Collected data entries:
:::
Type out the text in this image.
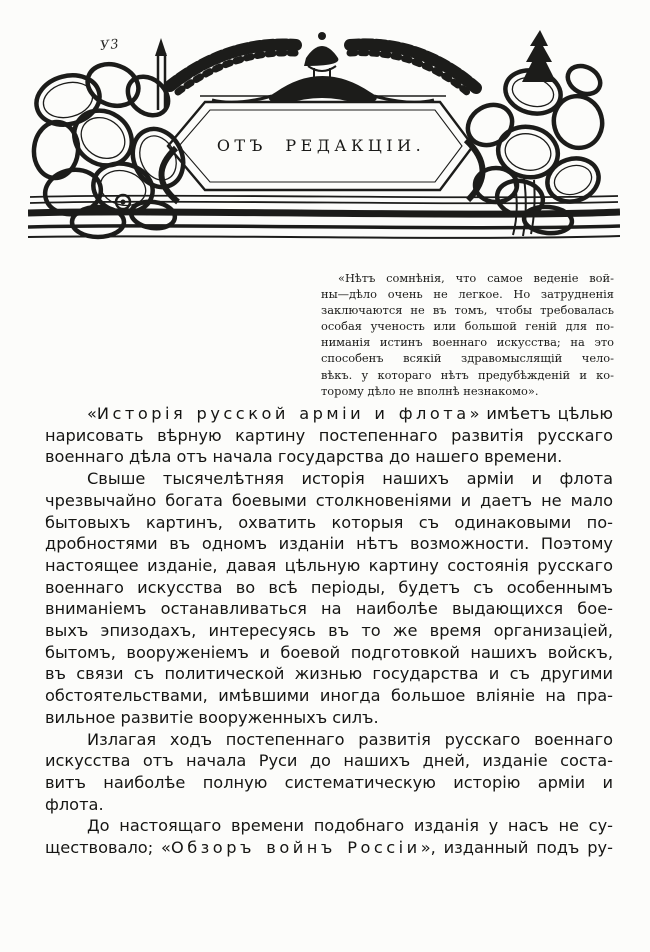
У3
ОТЪ РЕДАКЦІИ.
«Нѣтъ сомнѣнія, что самое веденіе вой-
ны—дѣло очень не легкое. Но затрудненія
заключаются не въ томъ, чтобы требовалась
особая ученость или большой геній для по-
ниманія истинъ военнаго искусства; на это
способенъ всякій здравомыслящій чело-
вѣкъ. у котораго нѣтъ предубѣжденій и ко-
торому дѣло не вполнѣ незнакомо».
«Исторія русской арміи и флота» имѣетъ цѣлью
нарисовать вѣрную картину постепеннаго развитія русскаго
военнаго дѣла отъ начала государства до нашего времени.
Свыше тысячелѣтняя исторія нашихъ арміи и флота
чрезвычайно богата боевыми столкновеніями и даетъ не мало
бытовыхъ картинъ, охватить которыя съ одинаковыми по-
дробностями въ одномъ изданіи нѣтъ возможности. Поэтому
настоящее изданіе, давая цѣльную картину состоянія русскаго
военнаго искусства во всѣ періоды, будетъ съ особеннымъ
вниманіемъ останавливаться на наиболѣе выдающихся бое-
выхъ эпизодахъ, интересуясь въ то же время организаціей,
бытомъ, вооруженіемъ и боевой подготовкой нашихъ войскъ,
въ связи съ политической жизнью государства и съ другими
обстоятельствами, имѣвшими иногда большое вліяніе на пра-
вильное развитіе вооруженныхъ силъ.
Излагая ходъ постепеннаго развитія русскаго военнаго
искусства отъ начала Руси до нашихъ дней, изданіе соста-
витъ наиболѣе полную систематическую исторію арміи и
флота.
До настоящаго времени подобнаго изданія у насъ не су-
ществовало; «Обзоръ войнъ Россіи», изданный подъ ру-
:::
Problem to solve: Transcribe all entries above exactly. Drop the pictures.

Problem solution:
Type out the text in this image.
У3
ОТЪ РЕДАКЦІИ.
«Нѣтъ сомнѣнія, что самое веденіе вой-
ны—дѣло очень не легкое. Но затрудненія
заключаются не въ томъ, чтобы требовалась
особая ученость или большой геній для по-
ниманія истинъ военнаго искусства; на это
способенъ всякій здравомыслящій чело-
вѣкъ. у котораго нѣтъ предубѣжденій и ко-
торому дѣло не вполнѣ незнакомо».
«Исторія русской арміи и флота» имѣетъ цѣлью
нарисовать вѣрную картину постепеннаго развитія русскаго
военнаго дѣла отъ начала государства до нашего времени.
Свыше тысячелѣтняя исторія нашихъ арміи и флота
чрезвычайно богата боевыми столкновеніями и даетъ не мало
бытовыхъ картинъ, охватить которыя съ одинаковыми по-
дробностями въ одномъ изданіи нѣтъ возможности. Поэтому
настоящее изданіе, давая цѣльную картину состоянія русскаго
военнаго искусства во всѣ періоды, будетъ съ особеннымъ
вниманіемъ останавливаться на наиболѣе выдающихся бое-
выхъ эпизодахъ, интересуясь въ то же время организаціей,
бытомъ, вооруженіемъ и боевой подготовкой нашихъ войскъ,
въ связи съ политической жизнью государства и съ другими
обстоятельствами, имѣвшими иногда большое вліяніе на пра-
вильное развитіе вооруженныхъ силъ.
Излагая ходъ постепеннаго развитія русскаго военнаго
искусства отъ начала Руси до нашихъ дней, изданіе соста-
витъ наиболѣе полную систематическую исторію арміи и
флота.
До настоящаго времени подобнаго изданія у насъ не су-
ществовало; «Обзоръ войнъ Россіи», изданный подъ ру-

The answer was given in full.